(begin)

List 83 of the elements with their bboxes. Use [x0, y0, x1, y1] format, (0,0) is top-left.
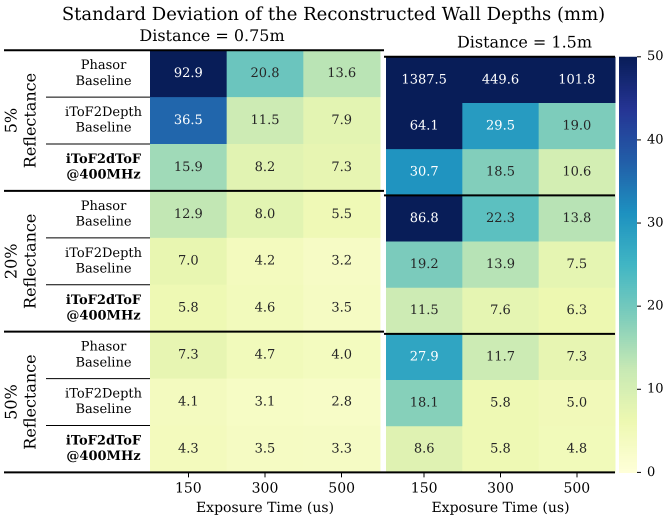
text: 50% Reflectance — [2, 354, 40, 450]
data-label: 13.6 — [327, 66, 356, 82]
data-label: 13.8 — [562, 210, 592, 226]
color-bar-label: 10 — [647, 382, 664, 397]
data-label: 5.5 — [331, 206, 352, 222]
x-tick-label: 500 — [328, 480, 356, 496]
x-tick-label: 300 — [487, 480, 514, 496]
data-label: 86.8 — [410, 210, 439, 226]
data-label: 15.9 — [174, 160, 203, 175]
data-label: 7.9 — [331, 112, 352, 128]
data-label: 4.7 — [254, 347, 276, 362]
data-label: 12.9 — [174, 206, 203, 222]
data-label: 8.6 — [414, 442, 435, 457]
data-label: 5.0 — [566, 396, 588, 411]
data-label: 7.6 — [490, 303, 511, 318]
y-tick-label: iToF2dToF @400MHz — [66, 292, 142, 324]
data-label: 13.9 — [486, 256, 515, 272]
color-bar-label: 40 — [647, 132, 664, 148]
color-bar-label: 0 — [647, 464, 656, 480]
y-tick-label: Phasor Baseline — [75, 198, 132, 230]
data-label: 5.8 — [490, 396, 511, 411]
data-label: 18.1 — [410, 396, 439, 411]
data-label: 4.8 — [566, 442, 588, 457]
data-label: 20.8 — [250, 66, 280, 82]
data-label: 3.2 — [331, 254, 352, 269]
data-label: 3.3 — [331, 441, 352, 456]
data-label: 4.3 — [178, 441, 199, 456]
color-bar-label: 20 — [647, 298, 664, 314]
data-label: 3.5 — [254, 441, 276, 456]
x-axis-title: Exposure Time (us) — [431, 500, 570, 516]
chart-subtitle: Distance = 1.5m — [456, 32, 592, 52]
x-axis-title: Exposure Time (us) — [196, 500, 334, 516]
data-label: 7.3 — [178, 347, 199, 362]
color-bar-label: 50 — [647, 49, 664, 64]
data-label: 18.5 — [486, 164, 515, 180]
data-label: 4.6 — [254, 300, 276, 316]
y-tick-label: iToF2Depth Baseline — [65, 386, 143, 418]
data-label: 92.9 — [174, 66, 203, 82]
chart-subtitle: Distance = 0.75m — [139, 26, 285, 45]
data-label: 19.2 — [410, 256, 439, 272]
data-label: 22.3 — [486, 210, 515, 226]
data-label: 1387.5 — [401, 72, 447, 88]
data-label: 64.1 — [410, 118, 439, 134]
chart-title: Standard Deviation of the Reconstructed Wall Depths (mm) — [60, 4, 606, 26]
data-label: 449.6 — [482, 72, 520, 88]
data-label: 5.8 — [490, 442, 511, 457]
data-label: 3.5 — [331, 300, 352, 316]
x-tick-label: 150 — [410, 480, 438, 496]
data-label: 4.0 — [331, 347, 352, 362]
data-label: 2.8 — [331, 394, 352, 410]
x-tick-label: 500 — [563, 480, 590, 496]
data-label: 7.5 — [566, 256, 588, 272]
data-label: 10.6 — [562, 164, 592, 180]
data-label: 36.5 — [174, 112, 203, 128]
data-label: 4.2 — [254, 254, 276, 269]
data-label: 3.1 — [254, 394, 276, 410]
x-tick-label: 150 — [174, 480, 202, 496]
y-tick-label: iToF2Depth Baseline — [65, 246, 143, 276]
x-tick-label: 300 — [252, 480, 278, 496]
color-bar-label: 30 — [647, 215, 664, 230]
y-tick-label: iToF2dToF @400MHz — [66, 152, 142, 183]
data-label: 7.3 — [566, 349, 588, 364]
data-label: 5.8 — [178, 300, 199, 316]
data-label: 8.2 — [254, 160, 276, 175]
y-tick-label: iToF2Depth Baseline — [65, 105, 143, 136]
text: 20% Reflectance — [2, 214, 40, 309]
data-label: 6.3 — [566, 303, 588, 318]
data-label: 11.7 — [486, 349, 515, 364]
y-tick-label: Phasor Baseline — [75, 58, 132, 89]
data-label: 11.5 — [410, 303, 439, 318]
data-label: 11.5 — [250, 112, 280, 128]
data-label: 7.0 — [178, 254, 199, 269]
data-label: 27.9 — [410, 349, 439, 364]
data-label: 30.7 — [410, 164, 439, 180]
y-tick-label: iToF2dToF @400MHz — [66, 434, 142, 464]
data-label: 7.3 — [331, 160, 352, 175]
data-label: 4.1 — [178, 394, 199, 410]
y-tick-label: Phasor Baseline — [75, 340, 132, 370]
data-label: 101.8 — [558, 72, 596, 88]
data-label: 29.5 — [486, 118, 515, 134]
data-label: 8.0 — [254, 206, 276, 222]
text: 5% Reflectance — [2, 72, 40, 168]
data-label: 19.0 — [562, 118, 592, 134]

(end)

DIRECTIONS:
Print every line of the entry above word for word, leaving out the picture.

EXERCISE OUTPUT:
List 83 of the elements with their bboxes. Use [x0, y0, x1, y1] format, (0,0) is top-left.
text: 50% Reflectance — [2, 354, 40, 450]
data-label: 13.6 — [327, 66, 356, 82]
data-label: 13.8 — [562, 210, 592, 226]
color-bar-label: 10 — [647, 382, 664, 397]
data-label: 5.5 — [331, 206, 352, 222]
x-tick-label: 500 — [328, 480, 356, 496]
x-tick-label: 300 — [487, 480, 514, 496]
data-label: 86.8 — [410, 210, 439, 226]
data-label: 15.9 — [174, 160, 203, 175]
data-label: 7.9 — [331, 112, 352, 128]
data-label: 4.7 — [254, 347, 276, 362]
data-label: 12.9 — [174, 206, 203, 222]
data-label: 8.6 — [414, 442, 435, 457]
data-label: 5.0 — [566, 396, 588, 411]
data-label: 7.6 — [490, 303, 511, 318]
y-tick-label: iToF2dToF @400MHz — [66, 292, 142, 324]
data-label: 13.9 — [486, 256, 515, 272]
color-bar-label: 40 — [647, 132, 664, 148]
color-bar-label: 0 — [647, 464, 656, 480]
y-tick-label: Phasor Baseline — [75, 198, 132, 230]
data-label: 5.8 — [490, 396, 511, 411]
data-label: 18.1 — [410, 396, 439, 411]
data-label: 4.8 — [566, 442, 588, 457]
data-label: 20.8 — [250, 66, 280, 82]
data-label: 3.2 — [331, 254, 352, 269]
data-label: 3.3 — [331, 441, 352, 456]
data-label: 4.3 — [178, 441, 199, 456]
color-bar-label: 20 — [647, 298, 664, 314]
data-label: 3.5 — [254, 441, 276, 456]
x-axis-title: Exposure Time (us) — [431, 500, 570, 516]
chart-subtitle: Distance = 1.5m — [456, 32, 592, 52]
x-axis-title: Exposure Time (us) — [196, 500, 334, 516]
data-label: 7.3 — [178, 347, 199, 362]
color-bar-label: 50 — [647, 49, 664, 64]
data-label: 18.5 — [486, 164, 515, 180]
data-label: 4.6 — [254, 300, 276, 316]
y-tick-label: iToF2Depth Baseline — [65, 386, 143, 418]
data-label: 92.9 — [174, 66, 203, 82]
chart-subtitle: Distance = 0.75m — [139, 26, 285, 45]
data-label: 19.2 — [410, 256, 439, 272]
data-label: 22.3 — [486, 210, 515, 226]
data-label: 1387.5 — [401, 72, 447, 88]
data-label: 64.1 — [410, 118, 439, 134]
chart-title: Standard Deviation of the Reconstructed Wall Depths (mm) — [60, 4, 606, 26]
data-label: 449.6 — [482, 72, 520, 88]
data-label: 5.8 — [490, 442, 511, 457]
data-label: 3.5 — [331, 300, 352, 316]
x-tick-label: 150 — [410, 480, 438, 496]
data-label: 4.0 — [331, 347, 352, 362]
data-label: 2.8 — [331, 394, 352, 410]
x-tick-label: 500 — [563, 480, 590, 496]
data-label: 7.5 — [566, 256, 588, 272]
data-label: 10.6 — [562, 164, 592, 180]
data-label: 36.5 — [174, 112, 203, 128]
data-label: 4.2 — [254, 254, 276, 269]
data-label: 3.1 — [254, 394, 276, 410]
x-tick-label: 150 — [174, 480, 202, 496]
y-tick-label: iToF2Depth Baseline — [65, 246, 143, 276]
x-tick-label: 300 — [252, 480, 278, 496]
color-bar-label: 30 — [647, 215, 664, 230]
y-tick-label: iToF2dToF @400MHz — [66, 152, 142, 183]
data-label: 7.3 — [566, 349, 588, 364]
data-label: 5.8 — [178, 300, 199, 316]
data-label: 8.2 — [254, 160, 276, 175]
y-tick-label: iToF2Depth Baseline — [65, 105, 143, 136]
text: 20% Reflectance — [2, 214, 40, 309]
data-label: 6.3 — [566, 303, 588, 318]
data-label: 11.7 — [486, 349, 515, 364]
y-tick-label: Phasor Baseline — [75, 58, 132, 89]
data-label: 11.5 — [410, 303, 439, 318]
data-label: 11.5 — [250, 112, 280, 128]
data-label: 7.0 — [178, 254, 199, 269]
data-label: 27.9 — [410, 349, 439, 364]
data-label: 30.7 — [410, 164, 439, 180]
y-tick-label: iToF2dToF @400MHz — [66, 434, 142, 464]
data-label: 7.3 — [331, 160, 352, 175]
data-label: 4.1 — [178, 394, 199, 410]
y-tick-label: Phasor Baseline — [75, 340, 132, 370]
data-label: 101.8 — [558, 72, 596, 88]
data-label: 29.5 — [486, 118, 515, 134]
data-label: 8.0 — [254, 206, 276, 222]
text: 5% Reflectance — [2, 72, 40, 168]
data-label: 19.0 — [562, 118, 592, 134]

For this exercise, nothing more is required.